-- Start Information supplied --
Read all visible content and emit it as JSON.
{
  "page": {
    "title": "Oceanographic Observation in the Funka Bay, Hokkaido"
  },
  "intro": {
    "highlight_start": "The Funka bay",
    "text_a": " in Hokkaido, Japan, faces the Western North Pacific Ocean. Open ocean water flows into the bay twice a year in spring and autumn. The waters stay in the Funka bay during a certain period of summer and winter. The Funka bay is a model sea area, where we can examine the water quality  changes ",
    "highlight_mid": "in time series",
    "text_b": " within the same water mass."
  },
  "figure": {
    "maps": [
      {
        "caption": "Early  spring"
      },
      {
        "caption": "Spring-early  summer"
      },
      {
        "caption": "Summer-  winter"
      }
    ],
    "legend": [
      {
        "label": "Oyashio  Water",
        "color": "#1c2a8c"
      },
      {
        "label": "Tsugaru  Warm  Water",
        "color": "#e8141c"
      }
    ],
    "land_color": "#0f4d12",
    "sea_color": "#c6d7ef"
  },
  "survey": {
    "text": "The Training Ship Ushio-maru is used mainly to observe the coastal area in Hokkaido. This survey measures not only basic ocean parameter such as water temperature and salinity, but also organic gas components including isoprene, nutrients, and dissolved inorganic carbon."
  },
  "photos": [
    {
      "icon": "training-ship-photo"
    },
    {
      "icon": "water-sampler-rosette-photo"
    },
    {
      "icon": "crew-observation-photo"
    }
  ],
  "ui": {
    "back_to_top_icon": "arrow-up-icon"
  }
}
-- End Information supplied --
-- Start Information supplied --
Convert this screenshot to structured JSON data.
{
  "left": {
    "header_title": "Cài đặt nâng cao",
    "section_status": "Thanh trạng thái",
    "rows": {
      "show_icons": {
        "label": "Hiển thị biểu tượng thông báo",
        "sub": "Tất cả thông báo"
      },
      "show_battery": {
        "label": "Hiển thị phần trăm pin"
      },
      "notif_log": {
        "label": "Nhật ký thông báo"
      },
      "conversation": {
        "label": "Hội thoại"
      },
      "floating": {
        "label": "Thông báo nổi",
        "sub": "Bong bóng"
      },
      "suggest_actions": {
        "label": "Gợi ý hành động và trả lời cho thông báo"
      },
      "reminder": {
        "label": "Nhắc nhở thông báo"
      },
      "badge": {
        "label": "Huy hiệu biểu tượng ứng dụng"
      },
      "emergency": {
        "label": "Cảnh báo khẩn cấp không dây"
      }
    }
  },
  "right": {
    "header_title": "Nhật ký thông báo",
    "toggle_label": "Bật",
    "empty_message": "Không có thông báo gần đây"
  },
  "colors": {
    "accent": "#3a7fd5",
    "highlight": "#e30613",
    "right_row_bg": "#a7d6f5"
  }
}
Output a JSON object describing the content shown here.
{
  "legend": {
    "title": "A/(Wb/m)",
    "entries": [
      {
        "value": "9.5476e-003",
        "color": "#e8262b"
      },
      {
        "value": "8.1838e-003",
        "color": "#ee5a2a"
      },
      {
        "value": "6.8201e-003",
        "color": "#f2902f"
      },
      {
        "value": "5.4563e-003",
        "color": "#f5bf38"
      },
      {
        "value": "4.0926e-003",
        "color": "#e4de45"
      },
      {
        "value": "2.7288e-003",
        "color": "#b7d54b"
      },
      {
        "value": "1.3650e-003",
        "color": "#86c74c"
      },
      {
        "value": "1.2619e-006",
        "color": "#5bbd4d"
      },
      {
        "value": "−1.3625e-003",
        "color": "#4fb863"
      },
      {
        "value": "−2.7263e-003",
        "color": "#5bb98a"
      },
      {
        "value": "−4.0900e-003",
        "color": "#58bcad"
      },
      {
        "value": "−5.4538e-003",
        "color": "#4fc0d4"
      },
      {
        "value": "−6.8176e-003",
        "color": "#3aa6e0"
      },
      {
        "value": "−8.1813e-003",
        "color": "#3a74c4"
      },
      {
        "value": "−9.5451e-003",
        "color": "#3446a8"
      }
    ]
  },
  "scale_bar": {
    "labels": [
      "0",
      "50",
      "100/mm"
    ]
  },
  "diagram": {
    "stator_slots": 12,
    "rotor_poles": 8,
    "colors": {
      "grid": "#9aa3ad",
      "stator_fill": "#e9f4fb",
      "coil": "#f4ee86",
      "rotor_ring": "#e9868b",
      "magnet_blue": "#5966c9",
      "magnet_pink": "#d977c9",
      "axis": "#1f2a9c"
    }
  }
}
-- End Information supplied --
Given request
Look over the listing above. Pick out and copy every line that includes "Funka".

Solution
    "title": "Oceanographic Observation in the Funka Bay, Hokkaido"
    "highlight_start": "The Funka bay",
    "text_a": " in Hokkaido, Japan, faces the Western North Pacific Ocean. Open ocean water flows into the bay twice a year in spring and autumn. The waters stay in the Funka bay during a certain period of summer and winter. The Funka bay is a model sea area, where we can examine the water quality  changes ",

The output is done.